Extract provided -
━━━━━━━━━━━━━━━━━━━━━━━━━━━━━━

Aliased parameters in boost::bind
Hello, The tutorial for Boost.Bind library contains the following sample code: bind can handle functions with more than two arguments, and its argument substitution mechanism is more general: bind(f, _2, _1)(x, y); // f(y, x) bind(g, _1, 9, _1)(x); // g(x, 9, x) bind(g, _3, _3, _3)(x, y, z); // g(z, z, z) bind(g, _1, _1, _1)(x, y, z); // g(x, x, x) As can be seen, all but the first of those samples alias the placeholder parameters, substituting a single passed argument several times. What is not mentioned in the tutorial (http://www.boost.org/doc/libs/1_63_0/libs/bind/doc/html/bind.html#bind.purp ose.using_bind_with_functions_and_fu) is the fact that such aliasing for any parameter with nontrivial move behavior is unexpected and possibly dangerous. For instance, given the function: void f(std::string x, std::string y, std::string z) { std::cout << x << y << z; } One could following the tutorial naively write: auto triple = boost::bind(f, _1, _1, _1); and this would even work for: std::string x = "a pretty long string"; triple(x); printing the string thrice, as expected. However the result of triple(std::string("a pretty long string")) would be the string only printed once, which is hardly what the user would expect. In fact, any bind expression produced with aliasing would be sensitive to the type of the reference passed, violating the functor abstraction badly. So, the question is: 1. This behavior seems to match the std::bind behavior documented in the standard. However, would it not be wise to warn against parameter aliasing in the tutorial then? (instead of demonstrating it as one of the first samples) 2. Maybe we can actually check if a parameter is aliased in boost::bind and copy it if it is - I have not tried it, but I think it can be done. Would it be a more sensible thing to do? The sample above might seem contrived, but I've actually encountered this bug in production code when porting it to boost 1.63 (the boost.signals code implicitly does boost::forward, so it was not outwardly apparent what was happening) Sincerely yours, Evgeny
On 30/03/2017 06:46, Evgeny Fraimovitch via Boost-users wrote:
For instance, given the function: void f(std::string x, std::string y, std::string z) { std::cout << x << y << z; } One could following the tutorial naively write: auto triple = boost::bind(f, _1, _1, _1);
and this would even work for: std::string x = "a pretty long string"; triple(x); printing the string thrice, as expected. However the result of triple(std::string("a pretty long string")) would be the string only printed once, which is hardly what the user would expect. In fact, any bind expression produced with aliasing would be sensitive to the type of the reference passed, violating the functor abstraction badly.

━━━━━━━━━━━━━━━━━━━━━━━━━━━━━━

Given data -
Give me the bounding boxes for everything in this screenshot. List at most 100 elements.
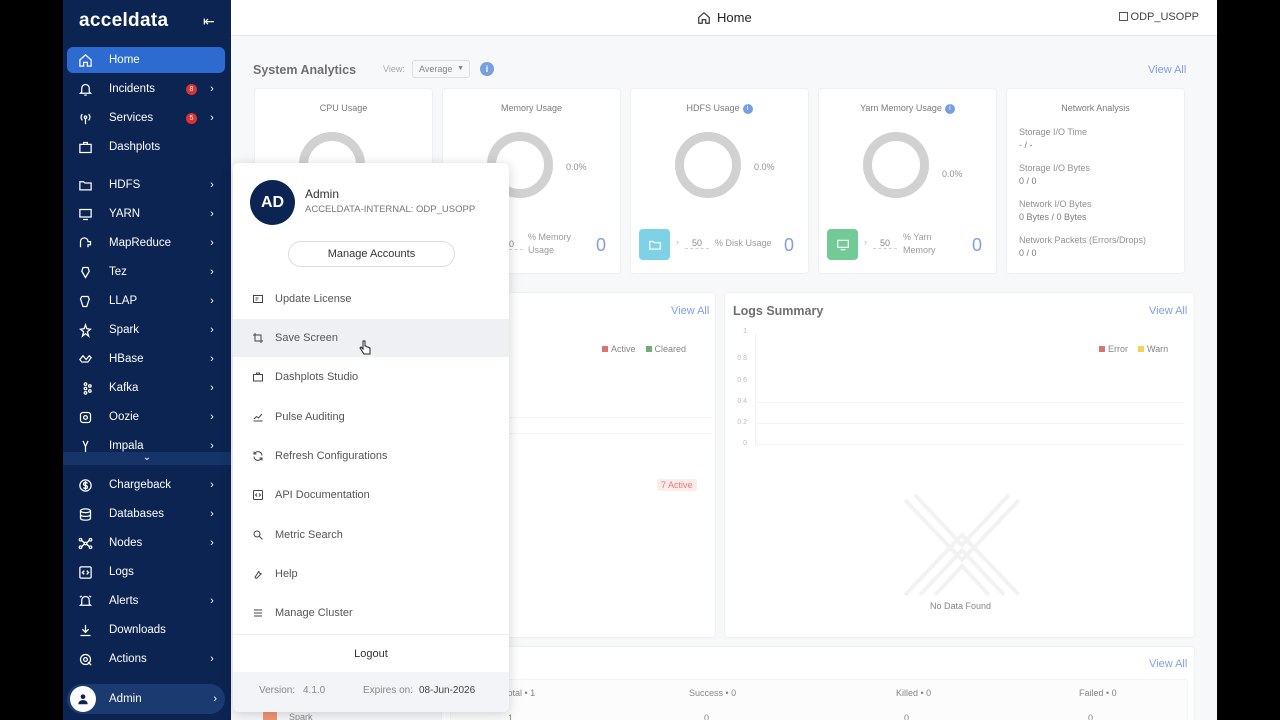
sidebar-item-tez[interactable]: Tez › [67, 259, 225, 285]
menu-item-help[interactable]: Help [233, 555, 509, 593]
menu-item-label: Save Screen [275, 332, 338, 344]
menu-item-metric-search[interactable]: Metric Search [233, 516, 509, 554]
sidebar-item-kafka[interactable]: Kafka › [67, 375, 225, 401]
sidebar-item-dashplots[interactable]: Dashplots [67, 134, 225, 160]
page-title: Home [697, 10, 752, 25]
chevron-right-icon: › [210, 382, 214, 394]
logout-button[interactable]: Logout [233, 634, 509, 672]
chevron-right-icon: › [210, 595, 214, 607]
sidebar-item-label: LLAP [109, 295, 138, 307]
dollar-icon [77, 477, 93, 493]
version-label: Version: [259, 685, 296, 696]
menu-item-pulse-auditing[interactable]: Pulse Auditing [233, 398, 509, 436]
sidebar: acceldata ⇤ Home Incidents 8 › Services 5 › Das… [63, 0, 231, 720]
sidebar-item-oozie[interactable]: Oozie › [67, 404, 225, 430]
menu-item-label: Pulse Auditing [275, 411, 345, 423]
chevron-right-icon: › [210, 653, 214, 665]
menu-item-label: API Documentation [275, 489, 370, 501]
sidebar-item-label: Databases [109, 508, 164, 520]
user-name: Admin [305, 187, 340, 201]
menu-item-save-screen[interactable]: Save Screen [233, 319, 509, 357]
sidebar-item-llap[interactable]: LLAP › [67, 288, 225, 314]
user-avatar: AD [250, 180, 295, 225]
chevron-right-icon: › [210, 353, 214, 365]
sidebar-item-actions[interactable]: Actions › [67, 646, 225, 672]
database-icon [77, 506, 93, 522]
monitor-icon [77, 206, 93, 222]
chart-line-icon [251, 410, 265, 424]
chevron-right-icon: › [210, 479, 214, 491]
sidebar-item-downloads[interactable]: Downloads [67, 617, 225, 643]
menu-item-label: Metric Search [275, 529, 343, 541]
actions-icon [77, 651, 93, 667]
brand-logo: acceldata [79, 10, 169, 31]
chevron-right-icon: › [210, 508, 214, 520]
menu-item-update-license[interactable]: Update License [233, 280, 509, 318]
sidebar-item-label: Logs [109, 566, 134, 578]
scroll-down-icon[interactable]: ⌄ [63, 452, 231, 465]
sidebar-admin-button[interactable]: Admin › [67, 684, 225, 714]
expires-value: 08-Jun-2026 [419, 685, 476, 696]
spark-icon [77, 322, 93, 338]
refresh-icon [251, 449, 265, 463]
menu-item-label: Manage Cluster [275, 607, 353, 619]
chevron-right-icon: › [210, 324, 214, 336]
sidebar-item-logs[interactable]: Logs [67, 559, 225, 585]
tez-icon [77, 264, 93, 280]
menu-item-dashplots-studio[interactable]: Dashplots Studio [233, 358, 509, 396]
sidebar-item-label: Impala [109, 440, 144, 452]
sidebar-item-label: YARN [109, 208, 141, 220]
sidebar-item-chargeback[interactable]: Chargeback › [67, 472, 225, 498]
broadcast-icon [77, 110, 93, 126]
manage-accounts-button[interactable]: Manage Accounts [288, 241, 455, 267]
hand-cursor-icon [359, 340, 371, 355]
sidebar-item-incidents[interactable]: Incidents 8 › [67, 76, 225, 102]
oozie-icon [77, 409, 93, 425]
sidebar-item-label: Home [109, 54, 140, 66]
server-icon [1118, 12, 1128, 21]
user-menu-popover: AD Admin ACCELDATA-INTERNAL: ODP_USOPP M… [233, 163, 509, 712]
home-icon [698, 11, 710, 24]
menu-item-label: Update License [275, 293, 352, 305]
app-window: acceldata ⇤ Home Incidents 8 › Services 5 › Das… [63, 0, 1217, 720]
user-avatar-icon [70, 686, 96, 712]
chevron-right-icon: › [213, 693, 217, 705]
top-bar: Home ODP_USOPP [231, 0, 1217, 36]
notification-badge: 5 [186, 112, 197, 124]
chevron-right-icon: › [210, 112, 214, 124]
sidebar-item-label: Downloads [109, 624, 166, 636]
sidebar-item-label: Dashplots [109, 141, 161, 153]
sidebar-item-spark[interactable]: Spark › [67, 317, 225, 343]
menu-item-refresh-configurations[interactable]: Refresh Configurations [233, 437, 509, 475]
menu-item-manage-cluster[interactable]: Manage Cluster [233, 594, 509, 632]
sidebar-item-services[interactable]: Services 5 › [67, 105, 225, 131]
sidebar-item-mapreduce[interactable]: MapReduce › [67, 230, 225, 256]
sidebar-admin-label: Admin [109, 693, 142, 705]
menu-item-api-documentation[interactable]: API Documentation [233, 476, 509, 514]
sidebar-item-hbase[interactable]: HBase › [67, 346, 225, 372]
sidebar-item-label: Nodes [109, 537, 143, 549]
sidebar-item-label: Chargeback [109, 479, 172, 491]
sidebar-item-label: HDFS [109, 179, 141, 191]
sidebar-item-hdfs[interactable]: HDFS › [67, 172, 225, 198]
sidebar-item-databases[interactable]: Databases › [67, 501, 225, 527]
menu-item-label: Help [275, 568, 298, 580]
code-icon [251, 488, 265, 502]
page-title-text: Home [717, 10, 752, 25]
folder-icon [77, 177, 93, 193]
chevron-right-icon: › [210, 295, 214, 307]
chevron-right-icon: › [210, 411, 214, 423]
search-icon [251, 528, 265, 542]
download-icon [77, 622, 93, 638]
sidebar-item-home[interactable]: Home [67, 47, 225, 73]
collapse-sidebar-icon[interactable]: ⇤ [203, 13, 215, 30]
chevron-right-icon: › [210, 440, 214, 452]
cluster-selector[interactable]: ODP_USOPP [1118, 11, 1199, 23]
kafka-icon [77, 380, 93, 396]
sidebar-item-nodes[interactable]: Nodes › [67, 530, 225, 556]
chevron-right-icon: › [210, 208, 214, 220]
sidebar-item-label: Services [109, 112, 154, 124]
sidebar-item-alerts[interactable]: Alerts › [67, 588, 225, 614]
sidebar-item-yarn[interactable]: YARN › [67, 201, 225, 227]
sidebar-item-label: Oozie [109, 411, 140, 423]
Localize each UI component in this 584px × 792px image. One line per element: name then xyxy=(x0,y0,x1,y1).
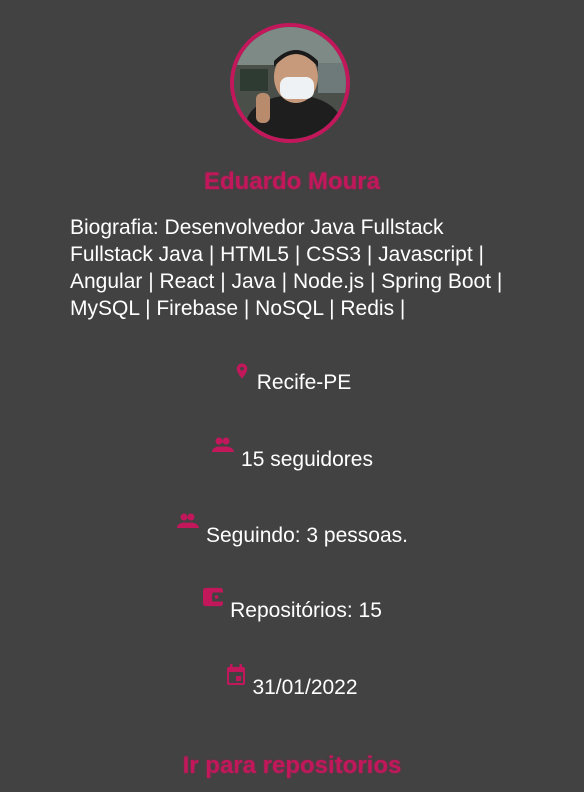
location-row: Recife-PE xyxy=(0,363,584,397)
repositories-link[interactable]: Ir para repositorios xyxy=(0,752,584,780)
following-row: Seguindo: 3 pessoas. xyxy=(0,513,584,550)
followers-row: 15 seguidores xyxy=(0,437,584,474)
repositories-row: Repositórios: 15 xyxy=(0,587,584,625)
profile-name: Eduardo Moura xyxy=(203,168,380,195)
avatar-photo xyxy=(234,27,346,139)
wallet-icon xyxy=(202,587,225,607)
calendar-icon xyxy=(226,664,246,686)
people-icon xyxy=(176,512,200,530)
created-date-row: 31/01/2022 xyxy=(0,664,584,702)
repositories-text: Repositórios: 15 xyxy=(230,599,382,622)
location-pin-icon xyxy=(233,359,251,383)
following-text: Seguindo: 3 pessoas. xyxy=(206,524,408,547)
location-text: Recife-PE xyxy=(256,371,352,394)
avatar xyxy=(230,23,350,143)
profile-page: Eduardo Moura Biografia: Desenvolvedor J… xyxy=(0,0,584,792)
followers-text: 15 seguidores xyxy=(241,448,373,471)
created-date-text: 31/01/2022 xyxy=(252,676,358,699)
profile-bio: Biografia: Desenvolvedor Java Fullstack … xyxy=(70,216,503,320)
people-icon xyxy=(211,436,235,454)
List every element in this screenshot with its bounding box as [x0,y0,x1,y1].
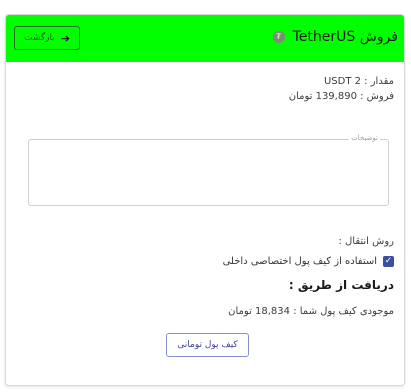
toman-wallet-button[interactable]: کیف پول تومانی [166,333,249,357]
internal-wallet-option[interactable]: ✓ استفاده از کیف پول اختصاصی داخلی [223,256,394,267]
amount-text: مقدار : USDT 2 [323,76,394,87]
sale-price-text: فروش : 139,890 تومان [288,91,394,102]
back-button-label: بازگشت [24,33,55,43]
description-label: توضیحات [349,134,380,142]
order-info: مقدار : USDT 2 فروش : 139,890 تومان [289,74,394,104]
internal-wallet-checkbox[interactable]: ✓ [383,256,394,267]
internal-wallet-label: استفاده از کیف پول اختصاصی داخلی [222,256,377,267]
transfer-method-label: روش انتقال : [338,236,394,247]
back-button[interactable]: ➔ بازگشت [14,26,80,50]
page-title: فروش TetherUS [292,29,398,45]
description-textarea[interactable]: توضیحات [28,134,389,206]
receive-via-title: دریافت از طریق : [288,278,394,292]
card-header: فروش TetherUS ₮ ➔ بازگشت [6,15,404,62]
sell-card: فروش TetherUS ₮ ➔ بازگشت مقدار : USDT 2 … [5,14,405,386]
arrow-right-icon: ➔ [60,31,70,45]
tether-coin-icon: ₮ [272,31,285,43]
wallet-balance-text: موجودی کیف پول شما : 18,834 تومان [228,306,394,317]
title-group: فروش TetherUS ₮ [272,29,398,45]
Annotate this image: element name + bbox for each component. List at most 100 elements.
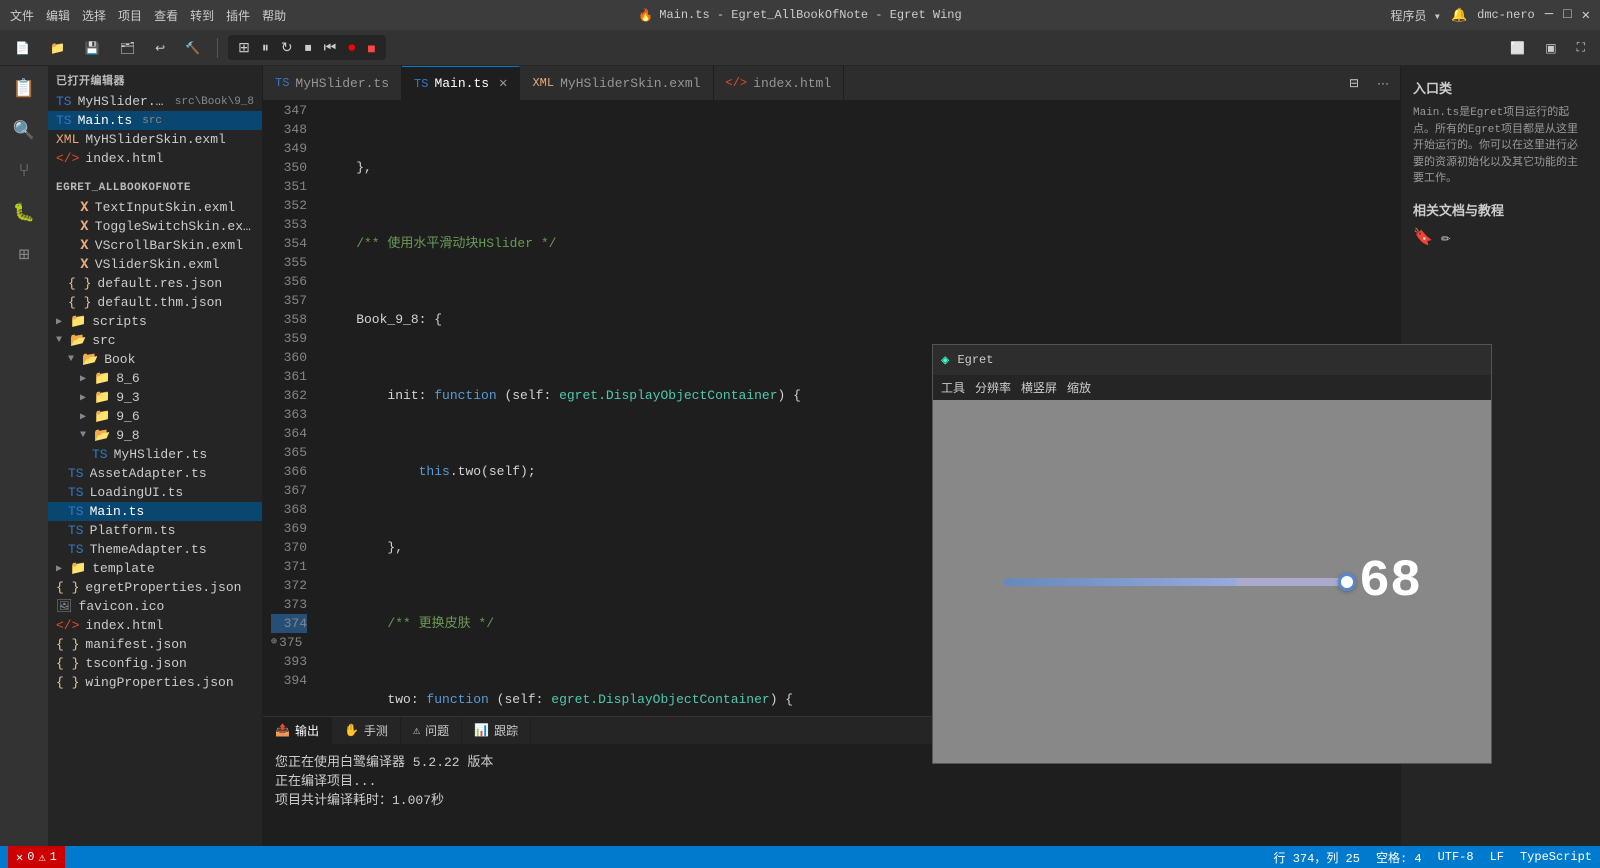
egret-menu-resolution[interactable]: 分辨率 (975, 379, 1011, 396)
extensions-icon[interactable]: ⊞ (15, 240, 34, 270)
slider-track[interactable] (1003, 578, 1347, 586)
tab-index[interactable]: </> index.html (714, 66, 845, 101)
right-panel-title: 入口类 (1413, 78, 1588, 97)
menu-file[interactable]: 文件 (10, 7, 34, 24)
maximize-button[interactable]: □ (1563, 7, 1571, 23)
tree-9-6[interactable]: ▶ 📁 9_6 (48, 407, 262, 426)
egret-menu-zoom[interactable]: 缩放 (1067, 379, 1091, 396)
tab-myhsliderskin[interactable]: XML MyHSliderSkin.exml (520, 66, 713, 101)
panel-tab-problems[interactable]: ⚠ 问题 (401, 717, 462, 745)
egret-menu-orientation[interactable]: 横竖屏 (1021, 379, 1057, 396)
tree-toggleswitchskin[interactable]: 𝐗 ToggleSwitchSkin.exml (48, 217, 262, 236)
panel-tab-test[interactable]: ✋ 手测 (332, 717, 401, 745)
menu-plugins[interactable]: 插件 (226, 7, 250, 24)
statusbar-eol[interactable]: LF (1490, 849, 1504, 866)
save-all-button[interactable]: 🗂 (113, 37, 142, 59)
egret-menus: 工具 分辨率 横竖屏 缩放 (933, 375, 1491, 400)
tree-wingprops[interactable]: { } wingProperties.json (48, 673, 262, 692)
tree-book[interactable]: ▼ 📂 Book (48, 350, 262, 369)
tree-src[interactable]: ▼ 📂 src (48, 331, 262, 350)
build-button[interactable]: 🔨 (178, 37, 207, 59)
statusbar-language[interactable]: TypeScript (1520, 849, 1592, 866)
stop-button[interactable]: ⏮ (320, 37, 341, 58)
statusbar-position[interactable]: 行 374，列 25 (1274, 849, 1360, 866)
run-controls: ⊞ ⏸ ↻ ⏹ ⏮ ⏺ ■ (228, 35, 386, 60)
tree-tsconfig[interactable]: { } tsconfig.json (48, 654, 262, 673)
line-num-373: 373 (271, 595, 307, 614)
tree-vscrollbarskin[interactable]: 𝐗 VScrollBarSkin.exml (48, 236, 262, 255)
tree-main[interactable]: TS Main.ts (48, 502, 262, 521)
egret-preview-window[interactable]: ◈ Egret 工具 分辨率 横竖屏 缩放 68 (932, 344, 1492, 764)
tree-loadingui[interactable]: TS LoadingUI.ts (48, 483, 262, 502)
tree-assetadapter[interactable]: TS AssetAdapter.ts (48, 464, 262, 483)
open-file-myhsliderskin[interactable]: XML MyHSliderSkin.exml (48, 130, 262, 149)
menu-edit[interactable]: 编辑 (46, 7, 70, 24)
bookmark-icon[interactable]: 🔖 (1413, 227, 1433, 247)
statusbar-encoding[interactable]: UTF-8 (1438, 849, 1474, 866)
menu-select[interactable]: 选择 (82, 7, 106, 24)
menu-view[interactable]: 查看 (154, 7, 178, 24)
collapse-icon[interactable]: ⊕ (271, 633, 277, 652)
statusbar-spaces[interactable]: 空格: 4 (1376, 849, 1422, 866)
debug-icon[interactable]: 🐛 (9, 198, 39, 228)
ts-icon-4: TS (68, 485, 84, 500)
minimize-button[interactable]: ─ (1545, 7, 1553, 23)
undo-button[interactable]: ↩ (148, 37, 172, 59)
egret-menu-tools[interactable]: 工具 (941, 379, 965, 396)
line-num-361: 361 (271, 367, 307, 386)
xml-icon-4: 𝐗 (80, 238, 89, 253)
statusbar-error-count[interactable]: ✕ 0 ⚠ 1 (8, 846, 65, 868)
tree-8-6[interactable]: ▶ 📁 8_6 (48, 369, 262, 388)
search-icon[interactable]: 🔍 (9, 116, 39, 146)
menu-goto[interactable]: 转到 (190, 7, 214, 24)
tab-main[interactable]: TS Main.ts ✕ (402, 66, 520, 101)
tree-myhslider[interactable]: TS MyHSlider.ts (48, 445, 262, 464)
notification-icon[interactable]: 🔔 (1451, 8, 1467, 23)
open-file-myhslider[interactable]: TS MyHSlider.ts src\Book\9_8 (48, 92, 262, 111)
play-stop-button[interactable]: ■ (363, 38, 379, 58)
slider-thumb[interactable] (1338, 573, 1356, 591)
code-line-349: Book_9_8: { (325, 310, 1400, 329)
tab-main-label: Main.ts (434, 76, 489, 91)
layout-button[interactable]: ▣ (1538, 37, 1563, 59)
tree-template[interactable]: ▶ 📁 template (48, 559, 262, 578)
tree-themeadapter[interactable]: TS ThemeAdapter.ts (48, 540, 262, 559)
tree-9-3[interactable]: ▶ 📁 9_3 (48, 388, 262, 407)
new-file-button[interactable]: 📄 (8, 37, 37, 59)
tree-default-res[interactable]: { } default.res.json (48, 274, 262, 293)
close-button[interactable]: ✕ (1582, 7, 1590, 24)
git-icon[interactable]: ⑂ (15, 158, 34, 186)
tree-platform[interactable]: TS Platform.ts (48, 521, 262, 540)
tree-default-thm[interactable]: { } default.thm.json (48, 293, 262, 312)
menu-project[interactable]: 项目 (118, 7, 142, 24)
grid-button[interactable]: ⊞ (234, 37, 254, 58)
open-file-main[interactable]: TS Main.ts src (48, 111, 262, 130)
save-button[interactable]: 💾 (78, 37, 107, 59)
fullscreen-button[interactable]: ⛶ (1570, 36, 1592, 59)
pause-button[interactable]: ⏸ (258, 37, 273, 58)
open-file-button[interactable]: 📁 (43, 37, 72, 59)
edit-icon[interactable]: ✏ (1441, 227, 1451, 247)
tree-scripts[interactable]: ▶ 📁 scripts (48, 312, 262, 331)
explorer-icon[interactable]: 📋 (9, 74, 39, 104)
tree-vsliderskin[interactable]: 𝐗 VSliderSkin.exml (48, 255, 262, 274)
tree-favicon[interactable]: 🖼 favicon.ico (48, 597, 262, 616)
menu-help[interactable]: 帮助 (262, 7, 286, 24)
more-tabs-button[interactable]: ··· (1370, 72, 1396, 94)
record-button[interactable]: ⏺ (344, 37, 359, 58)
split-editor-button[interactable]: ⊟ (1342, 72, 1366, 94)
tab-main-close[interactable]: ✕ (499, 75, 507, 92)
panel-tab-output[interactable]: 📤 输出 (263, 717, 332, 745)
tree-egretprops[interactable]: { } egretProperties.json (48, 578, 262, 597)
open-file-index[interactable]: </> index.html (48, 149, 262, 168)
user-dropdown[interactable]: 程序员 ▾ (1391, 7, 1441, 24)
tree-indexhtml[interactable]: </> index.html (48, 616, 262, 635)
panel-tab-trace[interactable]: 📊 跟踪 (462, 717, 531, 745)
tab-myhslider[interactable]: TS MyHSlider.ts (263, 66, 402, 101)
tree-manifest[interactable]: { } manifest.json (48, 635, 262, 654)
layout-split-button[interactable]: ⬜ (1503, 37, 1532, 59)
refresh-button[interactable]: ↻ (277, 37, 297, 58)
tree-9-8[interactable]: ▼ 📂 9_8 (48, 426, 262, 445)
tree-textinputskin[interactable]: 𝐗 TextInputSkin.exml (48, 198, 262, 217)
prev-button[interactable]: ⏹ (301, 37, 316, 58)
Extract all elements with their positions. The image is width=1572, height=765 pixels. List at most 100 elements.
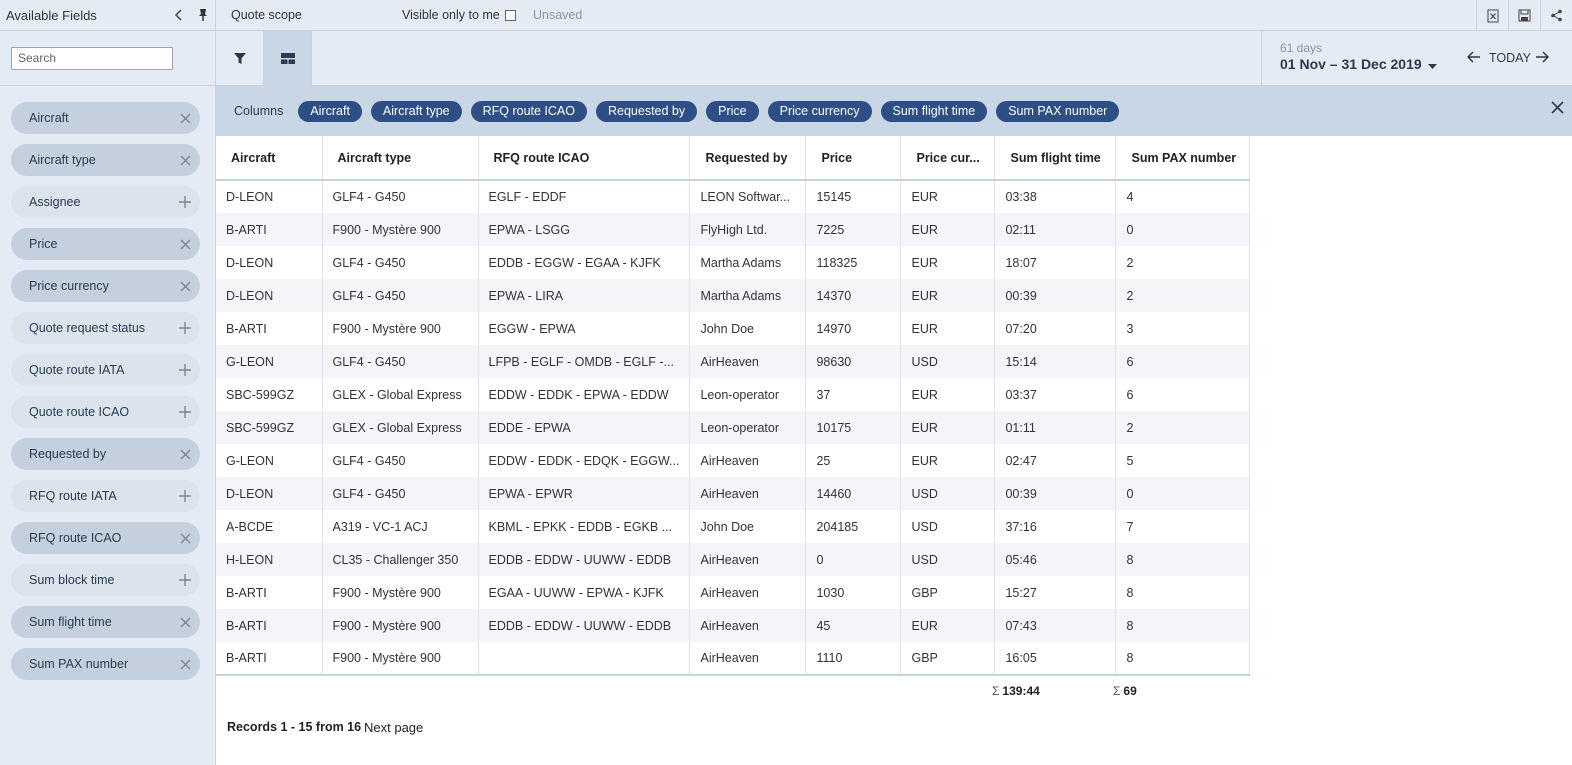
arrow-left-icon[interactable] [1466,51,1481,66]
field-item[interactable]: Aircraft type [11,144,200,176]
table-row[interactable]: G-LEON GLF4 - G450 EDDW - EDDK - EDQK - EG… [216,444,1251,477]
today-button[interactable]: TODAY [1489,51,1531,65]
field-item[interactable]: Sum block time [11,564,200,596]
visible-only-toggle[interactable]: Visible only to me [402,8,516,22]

━━━━━━━━━━━━━━━━━━━━━━━━━━━━━━

The request -
Copy out the entire thread on aliased parameters in boost::bind, word for word and unchanged.

Reply to the task -
Aliased parameters in boost::bind
Hello, The tutorial for Boost.Bind library contains the following sample code: bind can handle functions with more than two arguments, and its argument substitution mechanism is more general: bind(f, _2, _1)(x, y); // f(y, x) bind(g, _1, 9, _1)(x); // g(x, 9, x) bind(g, _3, _3, _3)(x, y, z); // g(z, z, z) bind(g, _1, _1, _1)(x, y, z); // g(x, x, x) As can be seen, all but the first of those samples alias the placeholder parameters, substituting a single passed argument several times. What is not mentioned in the tutorial (http://www.boost.org/doc/libs/1_63_0/libs/bind/doc/html/bind.html#bind.purp ose.using_bind_with_functions_and_fu) is the fact that such aliasing for any parameter with nontrivial move behavior is unexpected and possibly dangerous. For instance, given the function: void f(std::string x, std::string y, std::string z) { std::cout << x << y << z; } One could following the tutorial naively write: auto triple = boost::bind(f, _1, _1, _1); and this would even work for: std::string x = "a pretty long string"; triple(x); printing the string thrice, as expected. However the result of triple(std::string("a pretty long string")) would be the string only printed once, which is hardly what the user would expect. In fact, any bind expression produced with aliasing would be sensitive to the type of the reference passed, violating the functor abstraction badly. So, the question is: 1. This behavior seems to match the std::bind behavior documented in the standard. However, would it not be wise to warn against parameter aliasing in the tutorial then? (instead of demonstrating it as one of the first samples) 2. Maybe we can actually check if a parameter is aliased in boost::bind and copy it if it is - I have not tried it, but I think it can be done. Would it be a more sensible thing to do? The sample above might seem contrived, but I've actually encountered this bug in production code when porting it to boost 1.63 (the boost.signals code implicitly does boost::forward, so it was not outwardly apparent what was happening) Sincerely yours, Evgeny
On 30/03/2017 06:46, Evgeny Fraimovitch via Boost-users wrote:
For instance, given the function: void f(std::string x, std::string y, std::string z) { std::cout << x << y << z; } One could following the tutorial naively write: auto triple = boost::bind(f, _1, _1, _1);
and this would even work for: std::string x = "a pretty long string"; triple(x); printing the string thrice, as expected. However the result of triple(std::string("a pretty long string")) would be the string only printed once, which is hardly what the user would expect. In fact, any bind expression produced with aliasing would be sensitive to the type of the reference passed, violating the functor abstraction badly.